• Exercise goal:
Read the material below and tally how many lines hold the word "cause", giving the number and nothing else.

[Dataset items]
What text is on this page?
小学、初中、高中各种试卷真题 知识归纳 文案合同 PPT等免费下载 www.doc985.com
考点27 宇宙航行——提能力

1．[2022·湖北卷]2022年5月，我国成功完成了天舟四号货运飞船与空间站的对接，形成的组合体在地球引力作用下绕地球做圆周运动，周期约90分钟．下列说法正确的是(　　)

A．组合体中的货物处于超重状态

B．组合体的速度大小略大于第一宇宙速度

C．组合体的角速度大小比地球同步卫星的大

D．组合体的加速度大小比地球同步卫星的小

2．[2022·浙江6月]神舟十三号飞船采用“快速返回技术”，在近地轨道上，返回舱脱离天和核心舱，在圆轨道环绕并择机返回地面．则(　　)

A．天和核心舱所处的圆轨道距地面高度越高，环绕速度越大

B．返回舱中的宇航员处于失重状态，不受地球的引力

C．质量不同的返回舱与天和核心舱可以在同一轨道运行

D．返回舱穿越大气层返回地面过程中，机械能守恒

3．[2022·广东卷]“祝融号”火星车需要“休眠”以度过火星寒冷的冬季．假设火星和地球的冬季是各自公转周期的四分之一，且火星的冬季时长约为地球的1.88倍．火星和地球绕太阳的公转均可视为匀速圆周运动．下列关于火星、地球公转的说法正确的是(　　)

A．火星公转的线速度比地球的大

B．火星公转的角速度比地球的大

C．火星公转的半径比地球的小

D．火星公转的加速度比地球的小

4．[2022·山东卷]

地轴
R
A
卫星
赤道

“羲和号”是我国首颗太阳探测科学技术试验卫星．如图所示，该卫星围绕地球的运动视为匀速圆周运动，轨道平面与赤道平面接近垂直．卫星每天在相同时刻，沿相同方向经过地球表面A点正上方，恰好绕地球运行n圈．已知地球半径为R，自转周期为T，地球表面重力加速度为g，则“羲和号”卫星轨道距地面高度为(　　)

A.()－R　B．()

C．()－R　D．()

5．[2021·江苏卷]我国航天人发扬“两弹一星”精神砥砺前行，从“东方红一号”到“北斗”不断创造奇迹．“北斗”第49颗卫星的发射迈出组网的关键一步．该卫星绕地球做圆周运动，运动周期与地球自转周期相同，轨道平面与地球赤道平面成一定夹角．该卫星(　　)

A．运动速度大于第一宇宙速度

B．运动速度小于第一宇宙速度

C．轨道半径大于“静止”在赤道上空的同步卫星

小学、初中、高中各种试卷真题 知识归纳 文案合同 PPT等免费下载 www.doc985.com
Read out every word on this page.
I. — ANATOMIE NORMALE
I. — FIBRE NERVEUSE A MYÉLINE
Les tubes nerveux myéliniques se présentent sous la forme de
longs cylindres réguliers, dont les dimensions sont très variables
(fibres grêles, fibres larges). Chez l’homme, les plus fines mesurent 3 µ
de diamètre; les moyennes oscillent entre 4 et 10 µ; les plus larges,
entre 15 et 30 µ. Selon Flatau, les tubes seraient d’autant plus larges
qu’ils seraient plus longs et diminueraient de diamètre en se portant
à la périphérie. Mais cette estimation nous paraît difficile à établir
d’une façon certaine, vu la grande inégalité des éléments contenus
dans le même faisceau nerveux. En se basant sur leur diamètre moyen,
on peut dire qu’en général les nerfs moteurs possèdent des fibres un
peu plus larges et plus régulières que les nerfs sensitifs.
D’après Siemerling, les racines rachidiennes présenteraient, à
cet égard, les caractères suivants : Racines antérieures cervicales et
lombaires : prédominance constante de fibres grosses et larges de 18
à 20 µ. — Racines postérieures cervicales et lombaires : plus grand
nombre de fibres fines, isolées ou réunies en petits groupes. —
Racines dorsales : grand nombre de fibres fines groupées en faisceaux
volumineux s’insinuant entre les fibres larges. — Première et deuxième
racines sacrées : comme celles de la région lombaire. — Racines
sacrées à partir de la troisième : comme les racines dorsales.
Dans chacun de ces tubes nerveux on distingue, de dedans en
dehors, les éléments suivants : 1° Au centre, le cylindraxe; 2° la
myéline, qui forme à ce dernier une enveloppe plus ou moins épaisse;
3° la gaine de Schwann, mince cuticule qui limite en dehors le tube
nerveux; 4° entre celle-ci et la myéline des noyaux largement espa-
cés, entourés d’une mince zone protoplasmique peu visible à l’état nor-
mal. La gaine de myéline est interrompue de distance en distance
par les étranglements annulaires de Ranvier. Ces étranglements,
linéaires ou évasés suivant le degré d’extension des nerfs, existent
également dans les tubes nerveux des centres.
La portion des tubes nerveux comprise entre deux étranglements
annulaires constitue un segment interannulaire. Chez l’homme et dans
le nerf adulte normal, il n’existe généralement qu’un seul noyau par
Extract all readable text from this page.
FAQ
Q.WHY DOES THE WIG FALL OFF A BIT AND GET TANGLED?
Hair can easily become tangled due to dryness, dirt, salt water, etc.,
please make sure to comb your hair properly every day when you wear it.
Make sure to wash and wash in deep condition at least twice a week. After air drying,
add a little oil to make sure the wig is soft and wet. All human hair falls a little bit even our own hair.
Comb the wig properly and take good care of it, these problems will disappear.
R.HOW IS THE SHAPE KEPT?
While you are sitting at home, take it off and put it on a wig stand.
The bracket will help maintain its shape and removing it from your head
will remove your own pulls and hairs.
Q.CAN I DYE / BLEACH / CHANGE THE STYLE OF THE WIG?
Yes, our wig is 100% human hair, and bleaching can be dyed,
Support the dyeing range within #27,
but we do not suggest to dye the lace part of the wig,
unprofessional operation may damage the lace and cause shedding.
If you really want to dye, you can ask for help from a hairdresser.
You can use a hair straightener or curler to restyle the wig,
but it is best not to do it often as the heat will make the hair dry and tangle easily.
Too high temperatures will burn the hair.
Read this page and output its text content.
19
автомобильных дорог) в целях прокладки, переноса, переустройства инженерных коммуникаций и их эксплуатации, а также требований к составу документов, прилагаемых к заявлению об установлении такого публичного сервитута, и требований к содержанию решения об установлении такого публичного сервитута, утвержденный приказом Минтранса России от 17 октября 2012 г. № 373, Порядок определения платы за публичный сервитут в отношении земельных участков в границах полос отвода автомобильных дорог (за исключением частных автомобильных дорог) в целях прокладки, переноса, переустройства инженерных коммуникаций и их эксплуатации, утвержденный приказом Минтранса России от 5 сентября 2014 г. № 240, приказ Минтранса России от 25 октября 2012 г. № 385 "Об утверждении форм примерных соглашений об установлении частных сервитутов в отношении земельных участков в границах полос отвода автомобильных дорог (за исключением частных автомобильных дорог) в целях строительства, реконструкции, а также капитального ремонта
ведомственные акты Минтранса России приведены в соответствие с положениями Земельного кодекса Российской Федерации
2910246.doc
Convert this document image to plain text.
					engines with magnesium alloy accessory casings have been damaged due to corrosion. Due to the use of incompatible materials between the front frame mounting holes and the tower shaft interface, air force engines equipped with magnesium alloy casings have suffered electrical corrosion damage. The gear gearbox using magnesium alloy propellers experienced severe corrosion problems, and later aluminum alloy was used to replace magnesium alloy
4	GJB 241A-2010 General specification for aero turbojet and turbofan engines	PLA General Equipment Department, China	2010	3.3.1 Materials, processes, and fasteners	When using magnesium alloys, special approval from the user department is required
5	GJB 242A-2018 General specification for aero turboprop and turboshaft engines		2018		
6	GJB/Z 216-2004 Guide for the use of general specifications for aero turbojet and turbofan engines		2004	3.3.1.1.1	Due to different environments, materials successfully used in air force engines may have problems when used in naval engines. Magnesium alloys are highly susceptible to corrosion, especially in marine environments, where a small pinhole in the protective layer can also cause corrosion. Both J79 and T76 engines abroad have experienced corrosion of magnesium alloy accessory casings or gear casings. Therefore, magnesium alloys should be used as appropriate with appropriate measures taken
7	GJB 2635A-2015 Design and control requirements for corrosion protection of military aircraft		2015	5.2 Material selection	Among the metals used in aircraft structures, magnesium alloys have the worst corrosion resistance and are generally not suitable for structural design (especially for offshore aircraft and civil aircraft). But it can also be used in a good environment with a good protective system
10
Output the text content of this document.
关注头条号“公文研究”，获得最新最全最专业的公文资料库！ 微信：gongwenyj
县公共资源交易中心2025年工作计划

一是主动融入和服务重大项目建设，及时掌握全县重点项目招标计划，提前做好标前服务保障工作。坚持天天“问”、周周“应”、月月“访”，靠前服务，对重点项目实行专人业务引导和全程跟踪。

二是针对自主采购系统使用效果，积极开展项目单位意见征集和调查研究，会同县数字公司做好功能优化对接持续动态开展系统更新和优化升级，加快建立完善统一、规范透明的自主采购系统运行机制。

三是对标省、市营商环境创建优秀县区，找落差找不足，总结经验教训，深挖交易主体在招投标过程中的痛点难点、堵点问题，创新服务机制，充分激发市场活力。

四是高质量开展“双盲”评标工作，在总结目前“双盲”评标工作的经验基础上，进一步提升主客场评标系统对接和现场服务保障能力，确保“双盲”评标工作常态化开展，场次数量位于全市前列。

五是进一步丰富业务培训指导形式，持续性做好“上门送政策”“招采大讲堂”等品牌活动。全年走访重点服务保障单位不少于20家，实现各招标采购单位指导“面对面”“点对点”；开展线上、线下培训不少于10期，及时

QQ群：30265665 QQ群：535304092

• The result:
2